__Stored entries__
┄┄┄┄┄┄
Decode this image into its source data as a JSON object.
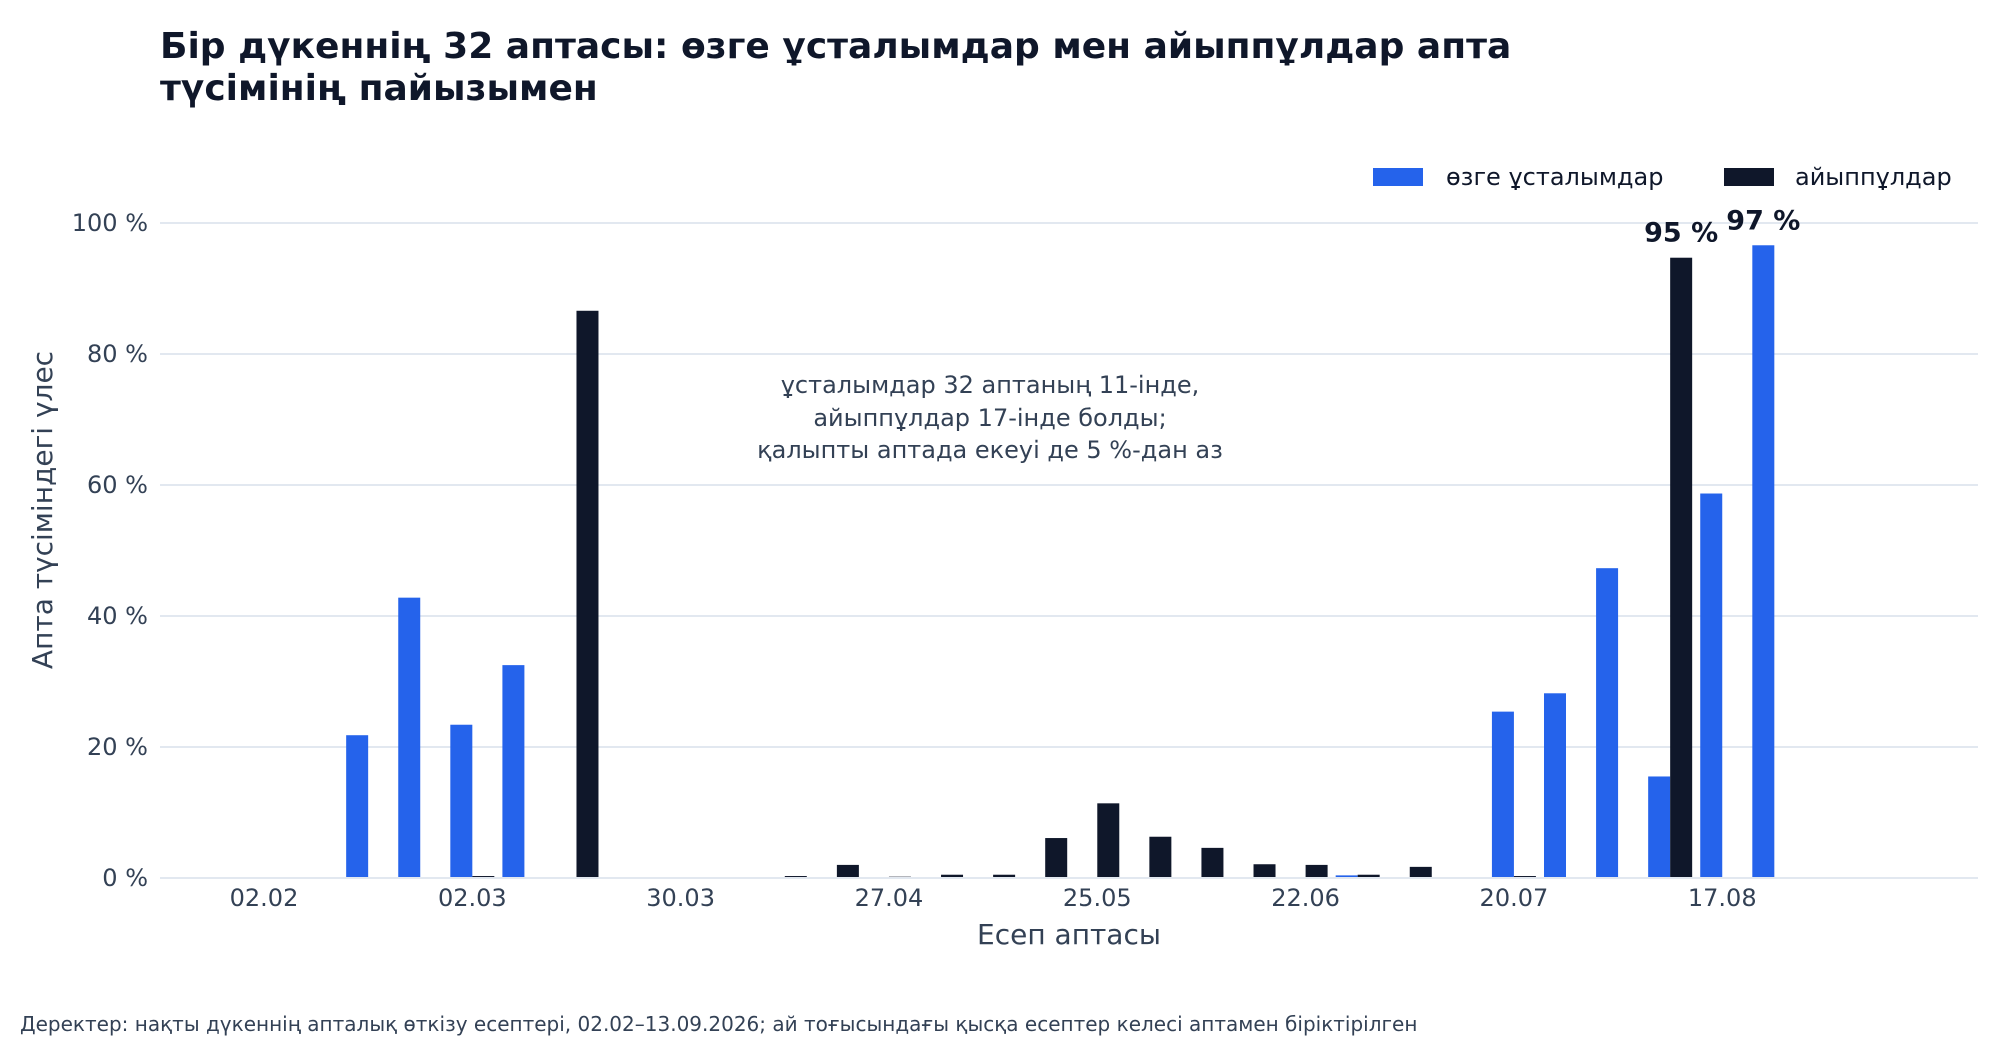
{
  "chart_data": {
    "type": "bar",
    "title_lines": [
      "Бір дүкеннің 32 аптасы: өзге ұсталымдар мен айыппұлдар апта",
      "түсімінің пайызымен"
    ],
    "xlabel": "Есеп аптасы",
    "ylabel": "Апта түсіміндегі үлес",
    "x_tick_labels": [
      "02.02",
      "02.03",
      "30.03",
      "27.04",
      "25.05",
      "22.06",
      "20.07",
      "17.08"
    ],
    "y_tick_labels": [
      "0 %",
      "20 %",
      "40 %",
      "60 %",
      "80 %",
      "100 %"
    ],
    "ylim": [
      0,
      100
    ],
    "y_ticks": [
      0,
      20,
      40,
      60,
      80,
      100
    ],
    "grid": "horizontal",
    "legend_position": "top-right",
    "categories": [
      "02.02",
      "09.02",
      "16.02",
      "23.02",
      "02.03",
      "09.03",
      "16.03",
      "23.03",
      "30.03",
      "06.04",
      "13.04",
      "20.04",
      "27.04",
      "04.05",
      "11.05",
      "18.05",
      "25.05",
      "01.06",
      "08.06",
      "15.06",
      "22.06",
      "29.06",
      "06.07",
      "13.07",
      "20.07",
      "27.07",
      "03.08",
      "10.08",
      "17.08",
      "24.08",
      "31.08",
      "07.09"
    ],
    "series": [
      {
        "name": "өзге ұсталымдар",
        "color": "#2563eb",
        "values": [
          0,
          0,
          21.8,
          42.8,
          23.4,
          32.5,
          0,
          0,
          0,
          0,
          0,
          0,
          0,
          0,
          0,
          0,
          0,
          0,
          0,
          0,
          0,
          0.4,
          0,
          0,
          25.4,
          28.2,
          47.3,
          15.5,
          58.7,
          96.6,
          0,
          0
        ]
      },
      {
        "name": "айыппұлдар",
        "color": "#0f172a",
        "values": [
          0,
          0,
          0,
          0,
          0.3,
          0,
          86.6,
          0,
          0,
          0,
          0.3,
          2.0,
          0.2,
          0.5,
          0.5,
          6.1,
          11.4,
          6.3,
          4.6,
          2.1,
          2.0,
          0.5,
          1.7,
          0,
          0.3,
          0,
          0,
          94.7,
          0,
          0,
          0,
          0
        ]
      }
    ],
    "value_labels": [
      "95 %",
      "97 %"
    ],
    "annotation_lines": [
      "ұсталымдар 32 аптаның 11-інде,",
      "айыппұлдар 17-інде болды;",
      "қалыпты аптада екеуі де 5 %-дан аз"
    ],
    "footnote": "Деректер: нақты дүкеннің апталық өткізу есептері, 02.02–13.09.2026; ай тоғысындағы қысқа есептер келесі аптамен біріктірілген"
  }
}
┄┄┄┄┄┄
__Exercise brief__
Each line above is to be copied verbatim. Drop any image from the copy.

__Task response__
Decode this image into its source data as a JSON object.
{
  "chart_data": {
    "type": "bar",
    "title_lines": [
      "Бір дүкеннің 32 аптасы: өзге ұсталымдар мен айыппұлдар апта",
      "түсімінің пайызымен"
    ],
    "xlabel": "Есеп аптасы",
    "ylabel": "Апта түсіміндегі үлес",
    "x_tick_labels": [
      "02.02",
      "02.03",
      "30.03",
      "27.04",
      "25.05",
      "22.06",
      "20.07",
      "17.08"
    ],
    "y_tick_labels": [
      "0 %",
      "20 %",
      "40 %",
      "60 %",
      "80 %",
      "100 %"
    ],
    "ylim": [
      0,
      100
    ],
    "y_ticks": [
      0,
      20,
      40,
      60,
      80,
      100
    ],
    "grid": "horizontal",
    "legend_position": "top-right",
    "categories": [
      "02.02",
      "09.02",
      "16.02",
      "23.02",
      "02.03",
      "09.03",
      "16.03",
      "23.03",
      "30.03",
      "06.04",
      "13.04",
      "20.04",
      "27.04",
      "04.05",
      "11.05",
      "18.05",
      "25.05",
      "01.06",
      "08.06",
      "15.06",
      "22.06",
      "29.06",
      "06.07",
      "13.07",
      "20.07",
      "27.07",
      "03.08",
      "10.08",
      "17.08",
      "24.08",
      "31.08",
      "07.09"
    ],
    "series": [
      {
        "name": "өзге ұсталымдар",
        "color": "#2563eb",
        "values": [
          0,
          0,
          21.8,
          42.8,
          23.4,
          32.5,
          0,
          0,
          0,
          0,
          0,
          0,
          0,
          0,
          0,
          0,
          0,
          0,
          0,
          0,
          0,
          0.4,
          0,
          0,
          25.4,
          28.2,
          47.3,
          15.5,
          58.7,
          96.6,
          0,
          0
        ]
      },
      {
        "name": "айыппұлдар",
        "color": "#0f172a",
        "values": [
          0,
          0,
          0,
          0,
          0.3,
          0,
          86.6,
          0,
          0,
          0,
          0.3,
          2.0,
          0.2,
          0.5,
          0.5,
          6.1,
          11.4,
          6.3,
          4.6,
          2.1,
          2.0,
          0.5,
          1.7,
          0,
          0.3,
          0,
          0,
          94.7,
          0,
          0,
          0,
          0
        ]
      }
    ],
    "value_labels": [
      "95 %",
      "97 %"
    ],
    "annotation_lines": [
      "ұсталымдар 32 аптаның 11-інде,",
      "айыппұлдар 17-інде болды;",
      "қалыпты аптада екеуі де 5 %-дан аз"
    ],
    "footnote": "Деректер: нақты дүкеннің апталық өткізу есептері, 02.02–13.09.2026; ай тоғысындағы қысқа есептер келесі аптамен біріктірілген"
  }
}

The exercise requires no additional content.